Pick out each line below containing "Moson".
## Begin Data extract
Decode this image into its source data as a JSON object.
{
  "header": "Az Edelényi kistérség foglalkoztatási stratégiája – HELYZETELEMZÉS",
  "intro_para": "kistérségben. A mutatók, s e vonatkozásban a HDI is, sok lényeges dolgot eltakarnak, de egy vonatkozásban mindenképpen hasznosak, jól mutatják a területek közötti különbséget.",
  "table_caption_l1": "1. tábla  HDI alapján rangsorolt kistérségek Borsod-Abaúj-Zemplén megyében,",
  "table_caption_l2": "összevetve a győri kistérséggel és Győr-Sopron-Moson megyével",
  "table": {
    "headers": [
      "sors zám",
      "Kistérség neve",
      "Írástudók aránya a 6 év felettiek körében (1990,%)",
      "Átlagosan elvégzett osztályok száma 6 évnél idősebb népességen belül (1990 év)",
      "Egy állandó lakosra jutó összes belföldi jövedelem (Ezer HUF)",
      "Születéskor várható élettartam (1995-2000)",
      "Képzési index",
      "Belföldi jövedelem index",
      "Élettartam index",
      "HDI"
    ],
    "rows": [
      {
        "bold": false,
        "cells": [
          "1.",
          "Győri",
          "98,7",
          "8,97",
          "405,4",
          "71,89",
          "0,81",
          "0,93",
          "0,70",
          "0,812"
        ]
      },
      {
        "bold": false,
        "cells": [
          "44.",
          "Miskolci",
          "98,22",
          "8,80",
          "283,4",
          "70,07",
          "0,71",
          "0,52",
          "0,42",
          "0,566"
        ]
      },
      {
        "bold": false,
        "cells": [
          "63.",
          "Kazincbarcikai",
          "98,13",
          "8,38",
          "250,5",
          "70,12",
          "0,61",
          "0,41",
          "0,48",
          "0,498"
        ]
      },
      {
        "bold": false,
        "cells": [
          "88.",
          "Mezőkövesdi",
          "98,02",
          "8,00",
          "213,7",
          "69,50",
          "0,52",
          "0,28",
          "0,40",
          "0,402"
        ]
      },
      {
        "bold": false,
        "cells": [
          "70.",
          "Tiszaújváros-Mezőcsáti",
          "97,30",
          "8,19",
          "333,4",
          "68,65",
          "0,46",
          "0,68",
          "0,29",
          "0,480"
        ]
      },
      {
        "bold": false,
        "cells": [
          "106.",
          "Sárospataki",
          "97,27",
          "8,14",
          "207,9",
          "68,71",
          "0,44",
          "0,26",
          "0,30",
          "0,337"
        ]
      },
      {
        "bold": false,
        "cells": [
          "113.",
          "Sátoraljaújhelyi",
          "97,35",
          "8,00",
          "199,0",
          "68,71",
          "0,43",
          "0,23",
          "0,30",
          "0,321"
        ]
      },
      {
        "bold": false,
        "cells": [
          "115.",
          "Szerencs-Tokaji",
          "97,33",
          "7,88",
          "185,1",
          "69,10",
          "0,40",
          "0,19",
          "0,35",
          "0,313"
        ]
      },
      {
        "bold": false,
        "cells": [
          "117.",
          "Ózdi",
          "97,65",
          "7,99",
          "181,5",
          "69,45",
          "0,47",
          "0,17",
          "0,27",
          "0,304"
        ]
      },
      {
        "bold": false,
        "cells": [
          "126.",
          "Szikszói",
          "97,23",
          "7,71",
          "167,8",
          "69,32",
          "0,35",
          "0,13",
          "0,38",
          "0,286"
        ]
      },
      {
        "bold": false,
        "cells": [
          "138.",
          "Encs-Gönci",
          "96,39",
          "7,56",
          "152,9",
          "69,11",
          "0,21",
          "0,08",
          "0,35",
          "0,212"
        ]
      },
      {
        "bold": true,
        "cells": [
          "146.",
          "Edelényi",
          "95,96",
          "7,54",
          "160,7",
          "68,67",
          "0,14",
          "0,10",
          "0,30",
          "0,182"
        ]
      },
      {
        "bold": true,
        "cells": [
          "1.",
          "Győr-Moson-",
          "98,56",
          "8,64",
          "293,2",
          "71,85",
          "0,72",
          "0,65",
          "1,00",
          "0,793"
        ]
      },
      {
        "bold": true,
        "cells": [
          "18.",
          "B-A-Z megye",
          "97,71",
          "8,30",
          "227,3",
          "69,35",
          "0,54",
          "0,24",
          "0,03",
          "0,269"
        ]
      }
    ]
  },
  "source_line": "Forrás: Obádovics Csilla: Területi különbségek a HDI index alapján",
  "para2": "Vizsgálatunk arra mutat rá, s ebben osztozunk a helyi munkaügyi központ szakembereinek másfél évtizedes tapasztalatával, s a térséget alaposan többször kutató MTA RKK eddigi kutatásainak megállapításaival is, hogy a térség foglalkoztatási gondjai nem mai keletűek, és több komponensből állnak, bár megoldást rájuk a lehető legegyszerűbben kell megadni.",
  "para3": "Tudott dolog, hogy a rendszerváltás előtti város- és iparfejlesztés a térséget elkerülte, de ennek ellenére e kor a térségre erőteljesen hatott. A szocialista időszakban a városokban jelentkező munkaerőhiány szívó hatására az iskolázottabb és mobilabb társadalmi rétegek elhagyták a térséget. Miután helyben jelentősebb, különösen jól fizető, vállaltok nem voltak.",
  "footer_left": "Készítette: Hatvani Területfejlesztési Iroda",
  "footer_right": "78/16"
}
## End Data extract
→ **The completed task**:
  "table_caption_l2": "összevetve a győri kistérséggel és Győr-Sopron-Moson megyével",
          "Győr-Moson-",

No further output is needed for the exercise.